▶ [Problem]: Copy every record below, exactly as written.

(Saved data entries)

━━━━

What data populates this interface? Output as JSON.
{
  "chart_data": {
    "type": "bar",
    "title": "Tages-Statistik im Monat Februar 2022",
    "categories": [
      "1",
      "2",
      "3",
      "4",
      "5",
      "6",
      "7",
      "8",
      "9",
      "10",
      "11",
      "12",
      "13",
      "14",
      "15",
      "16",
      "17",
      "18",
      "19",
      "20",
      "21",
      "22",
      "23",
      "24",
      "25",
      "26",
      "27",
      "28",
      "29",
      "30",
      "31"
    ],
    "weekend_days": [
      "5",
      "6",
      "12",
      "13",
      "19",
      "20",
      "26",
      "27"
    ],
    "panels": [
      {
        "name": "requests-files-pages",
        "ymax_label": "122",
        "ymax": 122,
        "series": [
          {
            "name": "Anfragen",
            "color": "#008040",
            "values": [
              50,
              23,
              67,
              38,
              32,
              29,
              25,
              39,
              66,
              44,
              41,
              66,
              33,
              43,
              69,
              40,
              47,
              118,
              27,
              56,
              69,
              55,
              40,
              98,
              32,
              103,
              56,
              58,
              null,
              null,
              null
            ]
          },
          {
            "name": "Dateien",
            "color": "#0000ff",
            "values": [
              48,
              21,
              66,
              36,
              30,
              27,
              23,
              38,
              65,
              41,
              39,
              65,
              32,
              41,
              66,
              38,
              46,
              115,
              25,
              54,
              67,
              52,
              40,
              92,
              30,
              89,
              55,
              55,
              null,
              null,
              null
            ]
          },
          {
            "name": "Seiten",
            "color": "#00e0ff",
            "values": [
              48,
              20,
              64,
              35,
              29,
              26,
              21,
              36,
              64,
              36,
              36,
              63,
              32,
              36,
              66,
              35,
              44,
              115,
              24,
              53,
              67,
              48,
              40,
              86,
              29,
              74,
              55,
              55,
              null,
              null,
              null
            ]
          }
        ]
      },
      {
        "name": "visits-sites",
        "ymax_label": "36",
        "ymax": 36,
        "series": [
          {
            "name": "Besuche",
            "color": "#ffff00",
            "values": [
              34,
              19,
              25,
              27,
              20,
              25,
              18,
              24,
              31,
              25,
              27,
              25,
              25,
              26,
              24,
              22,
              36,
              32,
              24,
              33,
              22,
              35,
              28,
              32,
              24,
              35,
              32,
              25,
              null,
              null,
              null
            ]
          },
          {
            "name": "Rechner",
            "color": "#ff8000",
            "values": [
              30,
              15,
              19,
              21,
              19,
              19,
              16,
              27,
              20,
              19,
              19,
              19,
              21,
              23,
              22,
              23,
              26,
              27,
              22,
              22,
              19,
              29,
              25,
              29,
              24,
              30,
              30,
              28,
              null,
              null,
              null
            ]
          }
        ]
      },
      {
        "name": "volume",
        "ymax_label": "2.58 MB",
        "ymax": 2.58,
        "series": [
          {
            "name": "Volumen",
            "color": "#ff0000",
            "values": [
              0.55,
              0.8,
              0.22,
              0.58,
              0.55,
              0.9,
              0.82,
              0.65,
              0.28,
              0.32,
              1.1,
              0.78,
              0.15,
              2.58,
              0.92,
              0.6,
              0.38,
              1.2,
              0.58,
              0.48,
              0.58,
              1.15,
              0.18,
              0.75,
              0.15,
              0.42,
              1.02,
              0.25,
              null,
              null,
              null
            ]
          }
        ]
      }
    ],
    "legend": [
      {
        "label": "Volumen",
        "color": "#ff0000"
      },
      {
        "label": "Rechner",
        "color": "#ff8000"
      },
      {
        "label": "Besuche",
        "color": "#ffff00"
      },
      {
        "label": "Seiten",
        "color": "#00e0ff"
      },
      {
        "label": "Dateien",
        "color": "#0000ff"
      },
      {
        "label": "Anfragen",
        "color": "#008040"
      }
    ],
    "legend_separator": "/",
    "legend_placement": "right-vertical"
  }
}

━━━━

▶ [Task result]:
What data populates this interface? Output as JSON.
{
  "chart_data": {
    "type": "bar",
    "title": "Tages-Statistik im Monat Februar 2022",
    "categories": [
      "1",
      "2",
      "3",
      "4",
      "5",
      "6",
      "7",
      "8",
      "9",
      "10",
      "11",
      "12",
      "13",
      "14",
      "15",
      "16",
      "17",
      "18",
      "19",
      "20",
      "21",
      "22",
      "23",
      "24",
      "25",
      "26",
      "27",
      "28",
      "29",
      "30",
      "31"
    ],
    "weekend_days": [
      "5",
      "6",
      "12",
      "13",
      "19",
      "20",
      "26",
      "27"
    ],
    "panels": [
      {
        "name": "requests-files-pages",
        "ymax_label": "122",
        "ymax": 122,
        "series": [
          {
            "name": "Anfragen",
            "color": "#008040",
            "values": [
              50,
              23,
              67,
              38,
              32,
              29,
              25,
              39,
              66,
              44,
              41,
              66,
              33,
              43,
              69,
              40,
              47,
              118,
              27,
              56,
              69,
              55,
              40,
              98,
              32,
              103,
              56,
              58,
              null,
              null,
              null
            ]
          },
          {
            "name": "Dateien",
            "color": "#0000ff",
            "values": [
              48,
              21,
              66,
              36,
              30,
              27,
              23,
              38,
              65,
              41,
              39,
              65,
              32,
              41,
              66,
              38,
              46,
              115,
              25,
              54,
              67,
              52,
              40,
              92,
              30,
              89,
              55,
              55,
              null,
              null,
              null
            ]
          },
          {
            "name": "Seiten",
            "color": "#00e0ff",
            "values": [
              48,
              20,
              64,
              35,
              29,
              26,
              21,
              36,
              64,
              36,
              36,
              63,
              32,
              36,
              66,
              35,
              44,
              115,
              24,
              53,
              67,
              48,
              40,
              86,
              29,
              74,
              55,
              55,
              null,
              null,
              null
            ]
          }
        ]
      },
      {
        "name": "visits-sites",
        "ymax_label": "36",
        "ymax": 36,
        "series": [
          {
            "name": "Besuche",
            "color": "#ffff00",
            "values": [
              34,
              19,
              25,
              27,
              20,
              25,
              18,
              24,
              31,
              25,
              27,
              25,
              25,
              26,
              24,
              22,
              36,
              32,
              24,
              33,
              22,
              35,
              28,
              32,
              24,
              35,
              32,
              25,
              null,
              null,
              null
            ]
          },
          {
            "name": "Rechner",
            "color": "#ff8000",
            "values": [
              30,
              15,
              19,
              21,
              19,
              19,
              16,
              27,
              20,
              19,
              19,
              19,
              21,
              23,
              22,
              23,
              26,
              27,
              22,
              22,
              19,
              29,
              25,
              29,
              24,
              30,
              30,
              28,
              null,
              null,
              null
            ]
          }
        ]
      },
      {
        "name": "volume",
        "ymax_label": "2.58 MB",
        "ymax": 2.58,
        "series": [
          {
            "name": "Volumen",
            "color": "#ff0000",
            "values": [
              0.55,
              0.8,
              0.22,
              0.58,
              0.55,
              0.9,
              0.82,
              0.65,
              0.28,
              0.32,
              1.1,
              0.78,
              0.15,
              2.58,
              0.92,
              0.6,
              0.38,
              1.2,
              0.58,
              0.48,
              0.58,
              1.15,
              0.18,
              0.75,
              0.15,
              0.42,
              1.02,
              0.25,
              null,
              null,
              null
            ]
          }
        ]
      }
    ],
    "legend": [
      {
        "label": "Volumen",
        "color": "#ff0000"
      },
      {
        "label": "Rechner",
        "color": "#ff8000"
      },
      {
        "label": "Besuche",
        "color": "#ffff00"
      },
      {
        "label": "Seiten",
        "color": "#00e0ff"
      },
      {
        "label": "Dateien",
        "color": "#0000ff"
      },
      {
        "label": "Anfragen",
        "color": "#008040"
      }
    ],
    "legend_separator": "/",
    "legend_placement": "right-vertical"
  }
}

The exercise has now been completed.